THE EXERCISE
Write the entries out again exactly as they stand, but without the pictures.

[Recorded data]
⁂

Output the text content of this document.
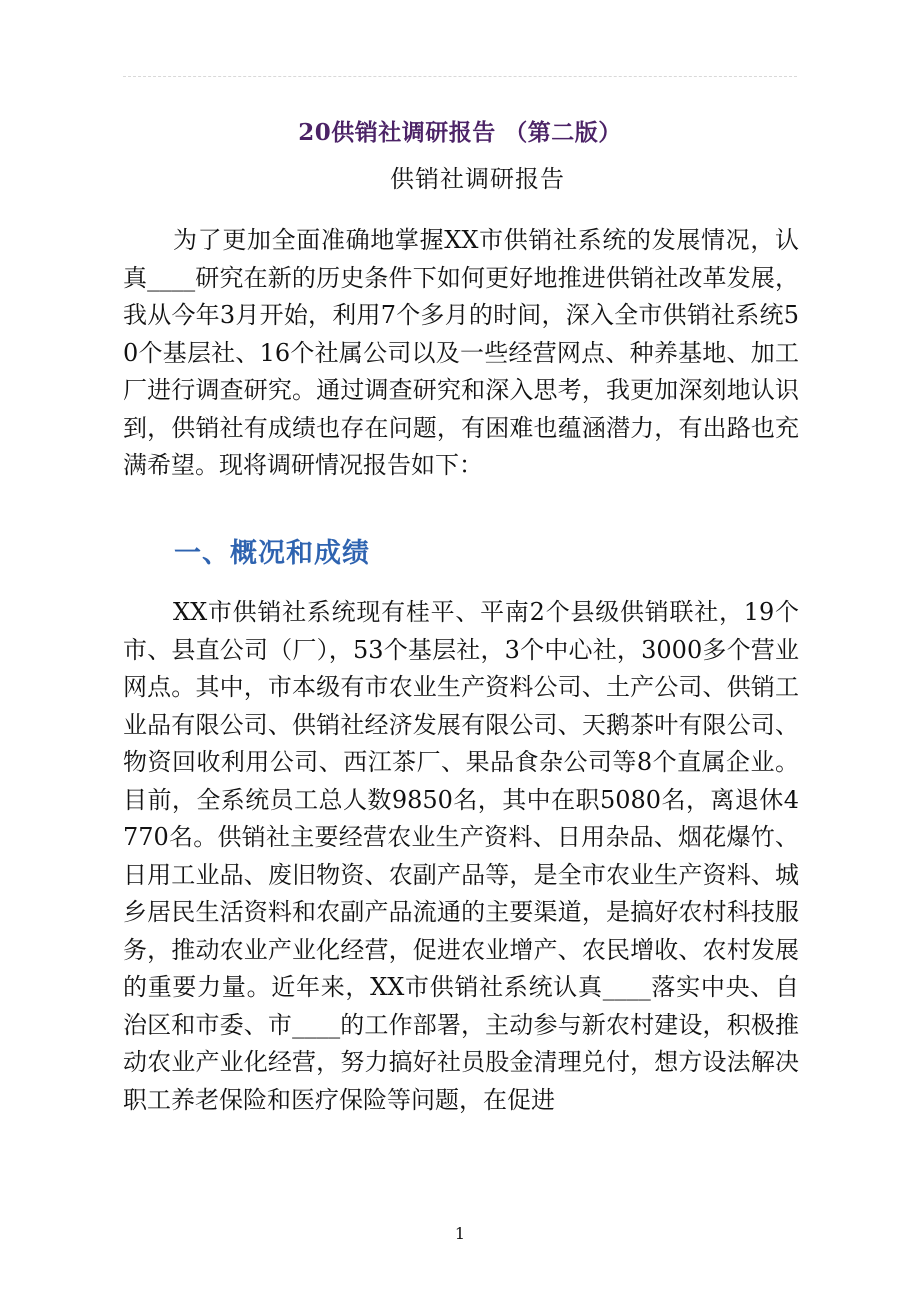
20供销社调研报告 （第二版）
供销社调研报告

为了更加全面准确地掌握XX市供销社系统的发展情况，认真____研究在新的历史条件下如何更好地推进供销社改革发展，我从今年3月开始，利用7个多月的时间，深入全市供销社系统50个基层社、16个社属公司以及一些经营网点、种养基地、加工厂进行调查研究。通过调查研究和深入思考，我更加深刻地认识到，供销社有成绩也存在问题，有困难也蕴涵潜力，有出路也充满希望。现将调研情况报告如下：

一、概况和成绩

XX市供销社系统现有桂平、平南2个县级供销联社，19个市、县直公司（厂），53个基层社，3个中心社，3000多个营业网点。其中，市本级有市农业生产资料公司、土产公司、供销工业品有限公司、供销社经济发展有限公司、天鹅茶叶有限公司、物资回收利用公司、西江茶厂、果品食杂公司等8个直属企业。目前，全系统员工总人数9850名，其中在职5080名，离退休4770名。供销社主要经营农业生产资料、日用杂品、烟花爆竹、日用工业品、废旧物资、农副产品等，是全市农业生产资料、城乡居民生活资料和农副产品流通的主要渠道，是搞好农村科技服务，推动农业产业化经营，促进农业增产、农民增收、农村发展的重要力量。近年来，XX市供销社系统认真____落实中央、自治区和市委、市____的工作部署，主动参与新农村建设，积极推动农业产业化经营，努力搞好社员股金清理兑付，想方设法解决职工养老保险和医疗保险等问题，在促进

1
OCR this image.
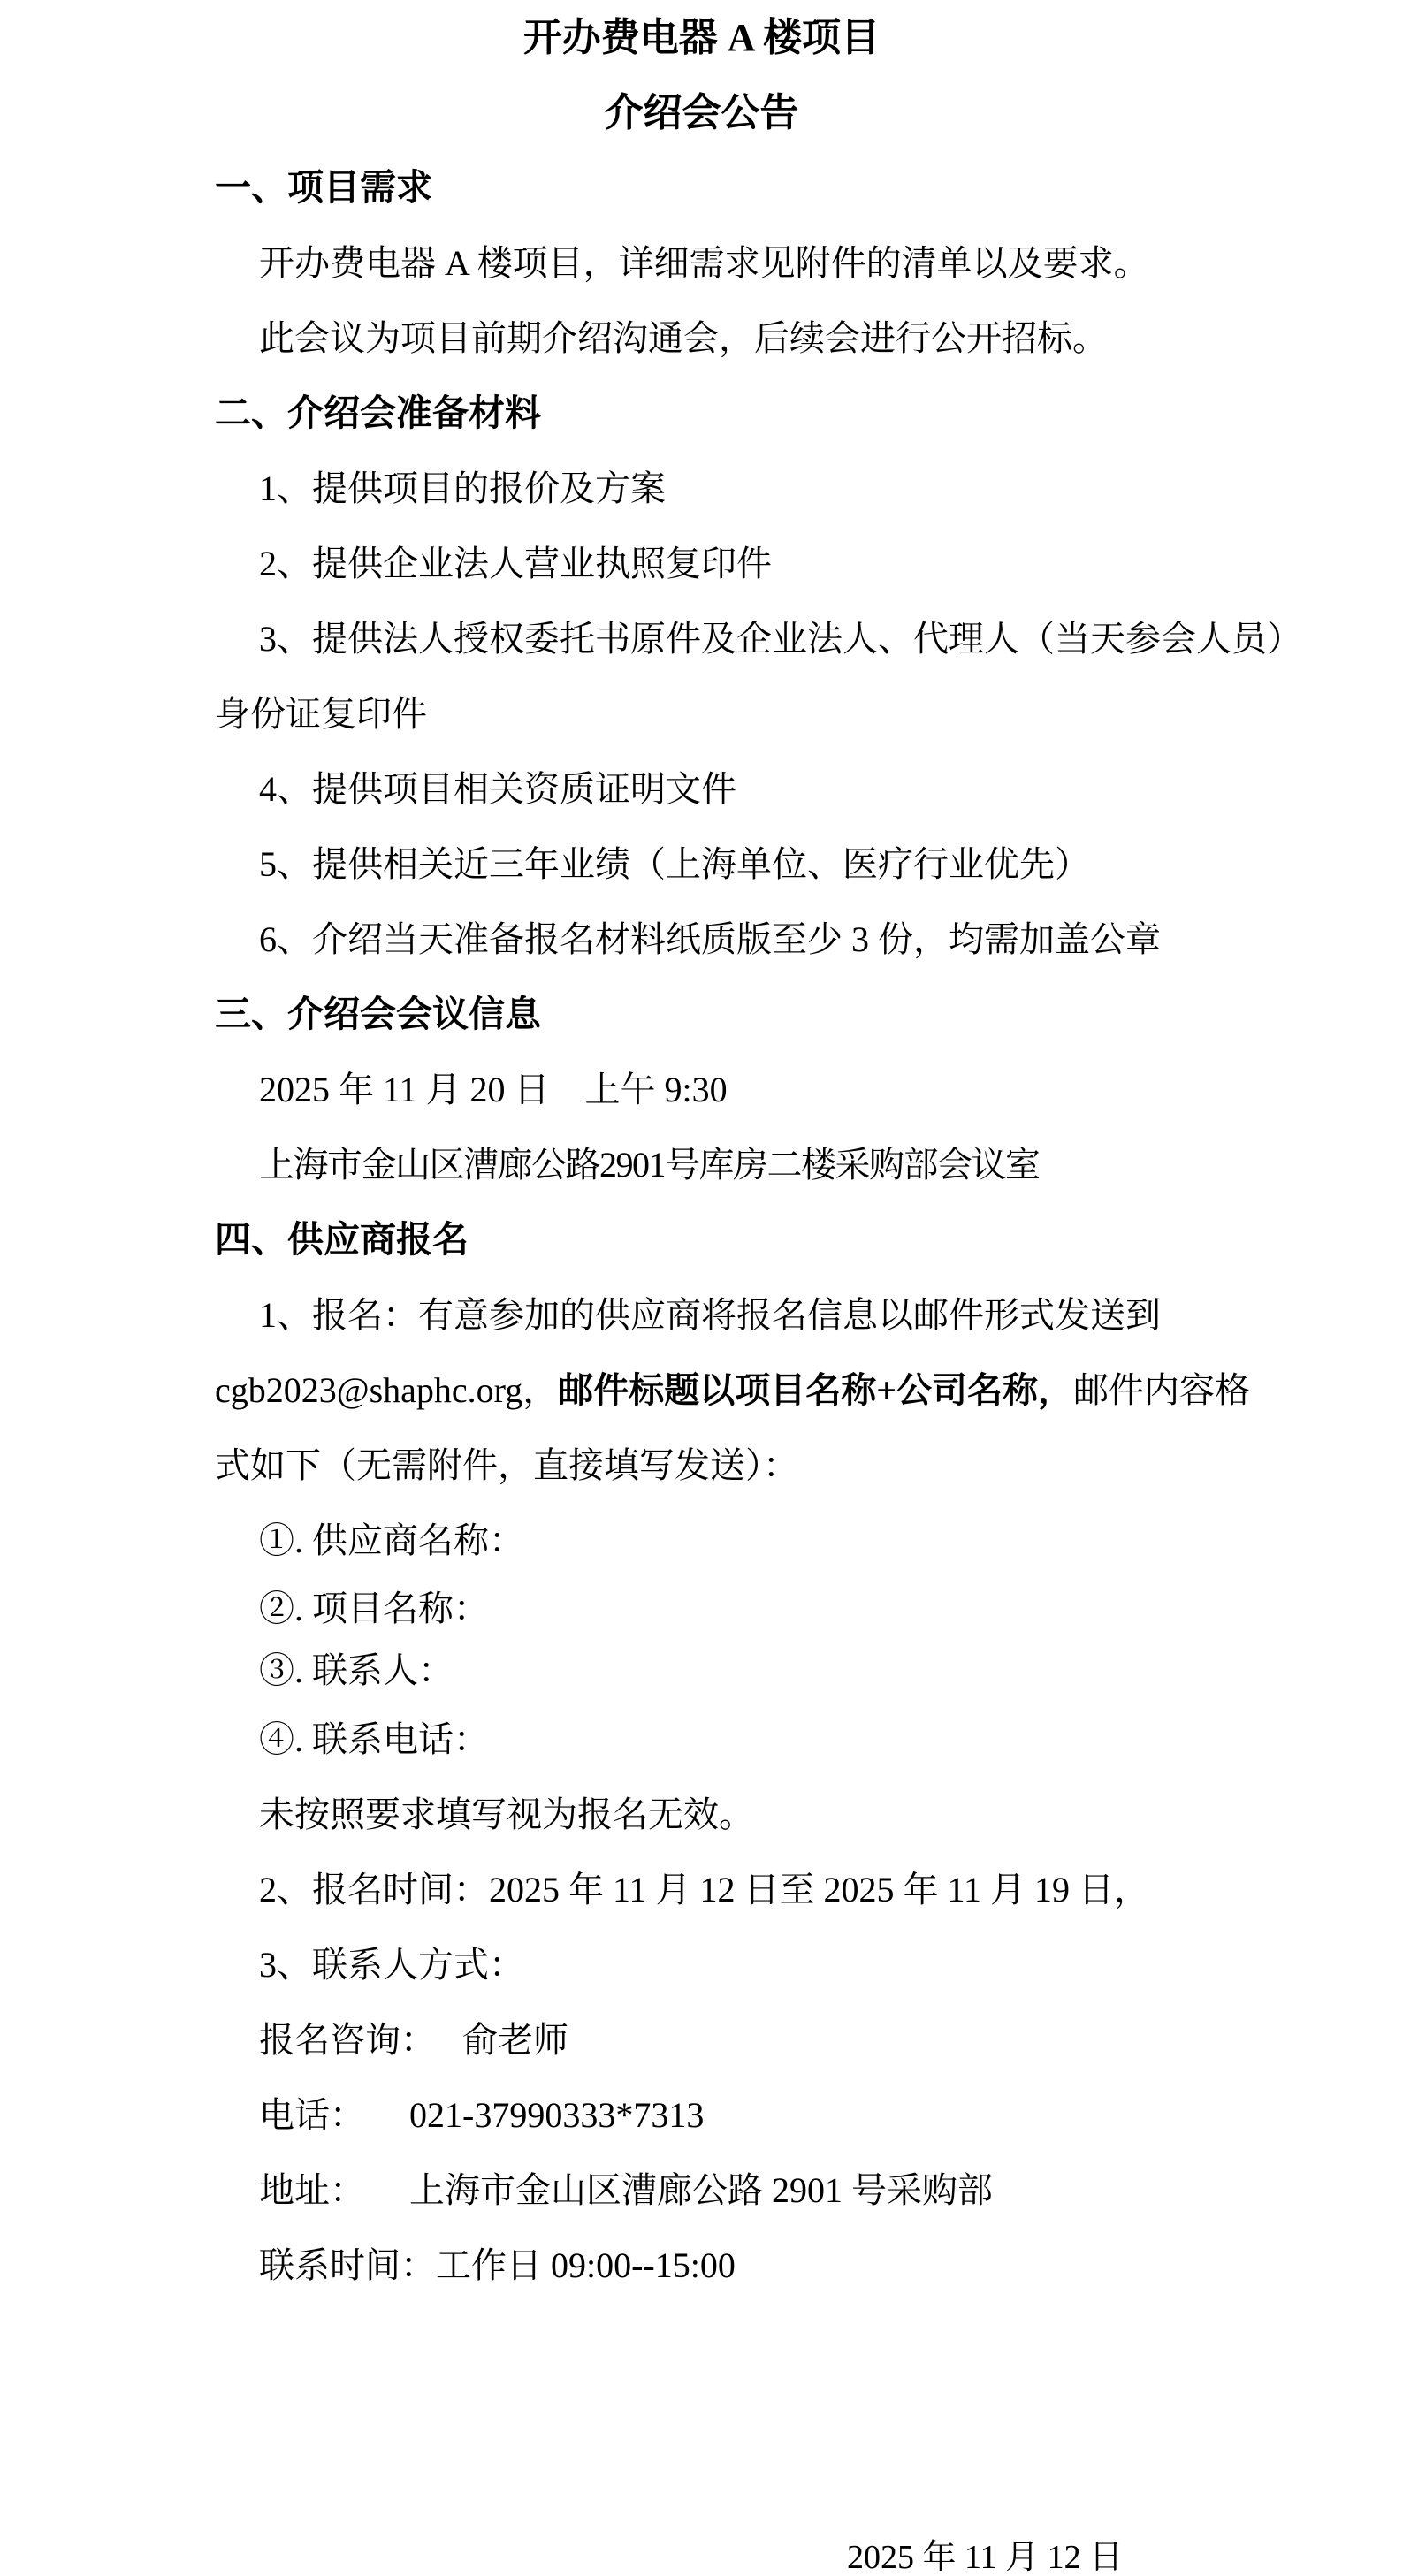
开办费电器 A 楼项目

介绍会公告

一、项目需求

开办费电器 A 楼项目，详细需求见附件的清单以及要求。

此会议为项目前期介绍沟通会，后续会进行公开招标。

二、介绍会准备材料

1、提供项目的报价及方案

2、提供企业法人营业执照复印件

3、提供法人授权委托书原件及企业法人、代理人（当天参会人员）

身份证复印件

4、提供项目相关资质证明文件

5、提供相关近三年业绩（上海单位、医疗行业优先）

6、介绍当天准备报名材料纸质版至少 3 份，均需加盖公章

三、介绍会会议信息

2025 年 11 月 20 日    上午 9:30

上海市金山区漕廊公路2901号库房二楼采购部会议室

四、供应商报名

1、报名：有意参加的供应商将报名信息以邮件形式发送到

cgb2023@shaphc.org，邮件标题以项目名称+公司名称，邮件内容格

式如下（无需附件，直接填写发送）：

①. 供应商名称：

②. 项目名称：

③. 联系人：

④. 联系电话：

未按照要求填写视为报名无效。

2、报名时间：2025 年 11 月 12 日至 2025 年 11 月 19 日，

3、联系人方式：

报名咨询：   俞老师

电话：     021-37990333*7313

地址：     上海市金山区漕廊公路 2901 号采购部

联系时间：工作日 09:00--15:00

2025 年 11 月 12 日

⁂

CORRECT OUTPUT
Output the text content of this document.
20供销社调研报告 （第二版）
供销社调研报告

为了更加全面准确地掌握XX市供销社系统的发展情况，认真____研究在新的历史条件下如何更好地推进供销社改革发展，我从今年3月开始，利用7个多月的时间，深入全市供销社系统50个基层社、16个社属公司以及一些经营网点、种养基地、加工厂进行调查研究。通过调查研究和深入思考，我更加深刻地认识到，供销社有成绩也存在问题，有困难也蕴涵潜力，有出路也充满希望。现将调研情况报告如下：

一、概况和成绩

XX市供销社系统现有桂平、平南2个县级供销联社，19个市、县直公司（厂），53个基层社，3个中心社，3000多个营业网点。其中，市本级有市农业生产资料公司、土产公司、供销工业品有限公司、供销社经济发展有限公司、天鹅茶叶有限公司、物资回收利用公司、西江茶厂、果品食杂公司等8个直属企业。目前，全系统员工总人数9850名，其中在职5080名，离退休4770名。供销社主要经营农业生产资料、日用杂品、烟花爆竹、日用工业品、废旧物资、农副产品等，是全市农业生产资料、城乡居民生活资料和农副产品流通的主要渠道，是搞好农村科技服务，推动农业产业化经营，促进农业增产、农民增收、农村发展的重要力量。近年来，XX市供销社系统认真____落实中央、自治区和市委、市____的工作部署，主动参与新农村建设，积极推动农业产业化经营，努力搞好社员股金清理兑付，想方设法解决职工养老保险和医疗保险等问题，在促进

1
OCR this image.
开办费电器 A 楼项目

介绍会公告

一、项目需求

开办费电器 A 楼项目，详细需求见附件的清单以及要求。

此会议为项目前期介绍沟通会，后续会进行公开招标。

二、介绍会准备材料

1、提供项目的报价及方案

2、提供企业法人营业执照复印件

3、提供法人授权委托书原件及企业法人、代理人（当天参会人员）

身份证复印件

4、提供项目相关资质证明文件

5、提供相关近三年业绩（上海单位、医疗行业优先）

6、介绍当天准备报名材料纸质版至少 3 份，均需加盖公章

三、介绍会会议信息

2025 年 11 月 20 日    上午 9:30

上海市金山区漕廊公路2901号库房二楼采购部会议室

四、供应商报名

1、报名：有意参加的供应商将报名信息以邮件形式发送到

cgb2023@shaphc.org，邮件标题以项目名称+公司名称，邮件内容格

式如下（无需附件，直接填写发送）：

①. 供应商名称：

②. 项目名称：

③. 联系人：

④. 联系电话：

未按照要求填写视为报名无效。

2、报名时间：2025 年 11 月 12 日至 2025 年 11 月 19 日，

3、联系人方式：

报名咨询：   俞老师

电话：     021-37990333*7313

地址：     上海市金山区漕廊公路 2901 号采购部

联系时间：工作日 09:00--15:00

2025 年 11 月 12 日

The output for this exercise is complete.